BEGIN PROVIDED ENTRIES
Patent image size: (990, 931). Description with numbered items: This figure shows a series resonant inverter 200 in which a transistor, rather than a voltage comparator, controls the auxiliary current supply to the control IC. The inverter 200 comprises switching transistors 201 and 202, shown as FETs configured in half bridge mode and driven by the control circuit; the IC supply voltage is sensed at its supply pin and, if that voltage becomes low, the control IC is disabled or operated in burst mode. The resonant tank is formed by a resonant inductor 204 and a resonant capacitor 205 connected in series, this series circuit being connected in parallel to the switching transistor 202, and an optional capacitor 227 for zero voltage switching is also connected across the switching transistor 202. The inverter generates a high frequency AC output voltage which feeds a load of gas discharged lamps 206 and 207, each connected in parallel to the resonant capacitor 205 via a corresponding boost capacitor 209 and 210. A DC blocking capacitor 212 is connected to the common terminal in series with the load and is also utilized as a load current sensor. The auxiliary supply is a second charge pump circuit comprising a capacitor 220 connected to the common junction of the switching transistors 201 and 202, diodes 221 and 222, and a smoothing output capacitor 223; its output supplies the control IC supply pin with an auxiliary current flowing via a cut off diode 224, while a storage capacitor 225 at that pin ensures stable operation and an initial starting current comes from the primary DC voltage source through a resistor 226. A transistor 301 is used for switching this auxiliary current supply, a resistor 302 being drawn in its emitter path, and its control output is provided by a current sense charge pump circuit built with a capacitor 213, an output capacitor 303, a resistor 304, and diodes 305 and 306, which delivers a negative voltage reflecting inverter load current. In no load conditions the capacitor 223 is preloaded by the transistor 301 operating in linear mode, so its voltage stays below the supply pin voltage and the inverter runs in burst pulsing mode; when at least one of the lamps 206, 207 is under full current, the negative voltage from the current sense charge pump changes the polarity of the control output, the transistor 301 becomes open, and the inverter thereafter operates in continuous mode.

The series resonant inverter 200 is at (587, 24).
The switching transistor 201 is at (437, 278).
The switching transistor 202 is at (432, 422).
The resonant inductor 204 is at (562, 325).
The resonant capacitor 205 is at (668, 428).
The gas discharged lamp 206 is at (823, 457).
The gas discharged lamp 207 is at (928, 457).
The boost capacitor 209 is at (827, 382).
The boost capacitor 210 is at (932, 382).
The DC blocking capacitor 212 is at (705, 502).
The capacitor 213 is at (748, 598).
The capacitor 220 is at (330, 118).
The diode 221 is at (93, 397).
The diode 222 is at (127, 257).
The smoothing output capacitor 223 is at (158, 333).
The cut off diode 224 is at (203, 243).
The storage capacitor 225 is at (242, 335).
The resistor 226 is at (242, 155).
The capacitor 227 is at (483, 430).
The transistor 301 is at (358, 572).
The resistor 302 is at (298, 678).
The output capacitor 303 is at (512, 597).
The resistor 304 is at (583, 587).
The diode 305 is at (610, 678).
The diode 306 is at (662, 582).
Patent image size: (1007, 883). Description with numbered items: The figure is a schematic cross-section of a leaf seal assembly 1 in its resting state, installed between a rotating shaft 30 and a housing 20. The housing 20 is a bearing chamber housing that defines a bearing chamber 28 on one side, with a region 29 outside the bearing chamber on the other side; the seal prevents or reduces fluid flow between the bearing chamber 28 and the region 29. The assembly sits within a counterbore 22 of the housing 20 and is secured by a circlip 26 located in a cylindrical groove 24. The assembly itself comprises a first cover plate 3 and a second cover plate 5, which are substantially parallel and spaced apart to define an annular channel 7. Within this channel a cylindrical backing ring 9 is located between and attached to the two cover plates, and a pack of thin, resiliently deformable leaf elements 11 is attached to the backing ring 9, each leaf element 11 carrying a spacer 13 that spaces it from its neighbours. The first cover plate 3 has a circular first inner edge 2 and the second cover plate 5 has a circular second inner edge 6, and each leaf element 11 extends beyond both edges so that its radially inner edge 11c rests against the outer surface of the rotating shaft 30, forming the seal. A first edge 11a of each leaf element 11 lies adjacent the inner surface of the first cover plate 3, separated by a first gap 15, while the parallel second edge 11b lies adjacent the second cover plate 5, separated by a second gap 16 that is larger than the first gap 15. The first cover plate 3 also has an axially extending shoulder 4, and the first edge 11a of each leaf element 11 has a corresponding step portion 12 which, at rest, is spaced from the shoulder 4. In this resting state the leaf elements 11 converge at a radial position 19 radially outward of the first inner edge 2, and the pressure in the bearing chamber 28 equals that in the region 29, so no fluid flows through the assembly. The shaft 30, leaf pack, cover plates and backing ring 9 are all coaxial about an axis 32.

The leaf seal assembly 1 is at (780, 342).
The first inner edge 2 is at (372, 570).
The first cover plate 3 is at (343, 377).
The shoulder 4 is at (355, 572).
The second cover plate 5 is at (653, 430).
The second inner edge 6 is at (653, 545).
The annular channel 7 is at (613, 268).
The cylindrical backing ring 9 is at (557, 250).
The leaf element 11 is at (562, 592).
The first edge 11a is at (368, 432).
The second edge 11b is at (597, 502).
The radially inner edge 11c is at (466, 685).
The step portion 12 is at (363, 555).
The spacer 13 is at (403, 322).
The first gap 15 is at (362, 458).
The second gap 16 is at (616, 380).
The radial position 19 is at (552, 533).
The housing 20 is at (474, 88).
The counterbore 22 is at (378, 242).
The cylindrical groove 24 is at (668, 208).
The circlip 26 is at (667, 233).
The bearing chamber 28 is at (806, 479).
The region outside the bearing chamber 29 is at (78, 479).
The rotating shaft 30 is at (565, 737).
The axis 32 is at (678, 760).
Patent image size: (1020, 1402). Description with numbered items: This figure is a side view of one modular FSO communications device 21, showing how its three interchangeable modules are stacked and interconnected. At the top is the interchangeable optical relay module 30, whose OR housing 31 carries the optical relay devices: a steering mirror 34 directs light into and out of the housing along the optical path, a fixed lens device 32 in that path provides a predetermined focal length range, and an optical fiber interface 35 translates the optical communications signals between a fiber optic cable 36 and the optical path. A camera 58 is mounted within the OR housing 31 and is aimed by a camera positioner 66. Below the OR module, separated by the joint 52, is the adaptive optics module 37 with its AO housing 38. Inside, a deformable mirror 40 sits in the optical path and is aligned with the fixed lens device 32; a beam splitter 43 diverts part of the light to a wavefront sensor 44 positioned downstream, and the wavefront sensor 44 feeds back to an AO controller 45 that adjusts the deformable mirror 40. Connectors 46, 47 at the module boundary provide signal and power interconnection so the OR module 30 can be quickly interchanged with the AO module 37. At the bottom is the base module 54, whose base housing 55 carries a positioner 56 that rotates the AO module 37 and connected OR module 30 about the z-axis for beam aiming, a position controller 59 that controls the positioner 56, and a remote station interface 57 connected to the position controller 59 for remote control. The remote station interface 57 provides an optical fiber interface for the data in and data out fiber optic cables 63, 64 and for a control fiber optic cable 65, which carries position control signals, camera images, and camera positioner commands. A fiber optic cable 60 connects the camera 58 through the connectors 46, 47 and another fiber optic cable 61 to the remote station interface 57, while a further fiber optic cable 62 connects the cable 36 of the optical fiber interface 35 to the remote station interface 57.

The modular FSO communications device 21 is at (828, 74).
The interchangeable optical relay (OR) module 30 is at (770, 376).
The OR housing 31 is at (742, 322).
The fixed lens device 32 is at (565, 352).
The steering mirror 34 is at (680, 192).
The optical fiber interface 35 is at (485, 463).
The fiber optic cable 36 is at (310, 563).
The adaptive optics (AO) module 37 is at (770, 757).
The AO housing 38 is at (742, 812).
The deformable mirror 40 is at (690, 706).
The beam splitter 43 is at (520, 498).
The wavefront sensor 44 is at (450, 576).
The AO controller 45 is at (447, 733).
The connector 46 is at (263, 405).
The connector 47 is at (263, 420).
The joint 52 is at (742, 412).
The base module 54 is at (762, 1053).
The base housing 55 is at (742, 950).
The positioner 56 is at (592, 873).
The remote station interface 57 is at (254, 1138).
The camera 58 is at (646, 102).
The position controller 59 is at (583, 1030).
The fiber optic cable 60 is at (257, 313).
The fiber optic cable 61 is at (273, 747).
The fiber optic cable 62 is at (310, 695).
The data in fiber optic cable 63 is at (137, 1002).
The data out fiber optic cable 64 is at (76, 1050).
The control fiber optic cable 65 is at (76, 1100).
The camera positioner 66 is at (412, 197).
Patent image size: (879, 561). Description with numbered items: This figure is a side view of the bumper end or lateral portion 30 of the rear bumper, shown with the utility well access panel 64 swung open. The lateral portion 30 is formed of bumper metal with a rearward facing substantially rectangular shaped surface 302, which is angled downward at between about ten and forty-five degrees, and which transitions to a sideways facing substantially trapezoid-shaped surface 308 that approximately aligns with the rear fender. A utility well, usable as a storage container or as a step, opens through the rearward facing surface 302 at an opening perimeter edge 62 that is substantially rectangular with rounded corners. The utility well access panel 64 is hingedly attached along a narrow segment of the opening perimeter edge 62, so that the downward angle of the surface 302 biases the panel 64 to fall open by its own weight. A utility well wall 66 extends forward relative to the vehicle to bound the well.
END PROVIDED ENTRIES
Rewrite everything from "Patent image size: (1007, 883)." down to "The second cover plate 5 is at (653, 430).", replacing "rotating shaft" with "rotor shaft" and leaving all else unchanged.

* ANSWER TO THE PROBLEM
Patent image size: (1007, 883). Description with numbered items: The figure is a schematic cross-section of a leaf seal assembly 1 in its resting state, installed between a rotor shaft 30 and a housing 20. The housing 20 is a bearing chamber housing that defines a bearing chamber 28 on one side, with a region 29 outside the bearing chamber on the other side; the seal prevents or reduces fluid flow between the bearing chamber 28 and the region 29. The assembly sits within a counterbore 22 of the housing 20 and is secured by a circlip 26 located in a cylindrical groove 24. The assembly itself comprises a first cover plate 3 and a second cover plate 5, which are substantially parallel and spaced apart to define an annular channel 7. Within this channel a cylindrical backing ring 9 is located between and attached to the two cover plates, and a pack of thin, resiliently deformable leaf elements 11 is attached to the backing ring 9, each leaf element 11 carrying a spacer 13 that spaces it from its neighbours. The first cover plate 3 has a circular first inner edge 2 and the second cover plate 5 has a circular second inner edge 6, and each leaf element 11 extends beyond both edges so that its radially inner edge 11c rests against the outer surface of the rotor shaft 30, forming the seal. A first edge 11a of each leaf element 11 lies adjacent the inner surface of the first cover plate 3, separated by a first gap 15, while the parallel second edge 11b lies adjacent the second cover plate 5, separated by a second gap 16 that is larger than the first gap 15. The first cover plate 3 also has an axially extending shoulder 4, and the first edge 11a of each leaf element 11 has a corresponding step portion 12 which, at rest, is spaced from the shoulder 4. In this resting state the leaf elements 11 converge at a radial position 19 radially outward of the first inner edge 2, and the pressure in the bearing chamber 28 equals that in the region 29, so no fluid flows through the assembly. The shaft 30, leaf pack, cover plates and backing ring 9 are all coaxial about an axis 32.

The leaf seal assembly 1 is at (780, 342).
The first inner edge 2 is at (372, 570).
The first cover plate 3 is at (343, 377).
The shoulder 4 is at (355, 572).
The second cover plate 5 is at (653, 430).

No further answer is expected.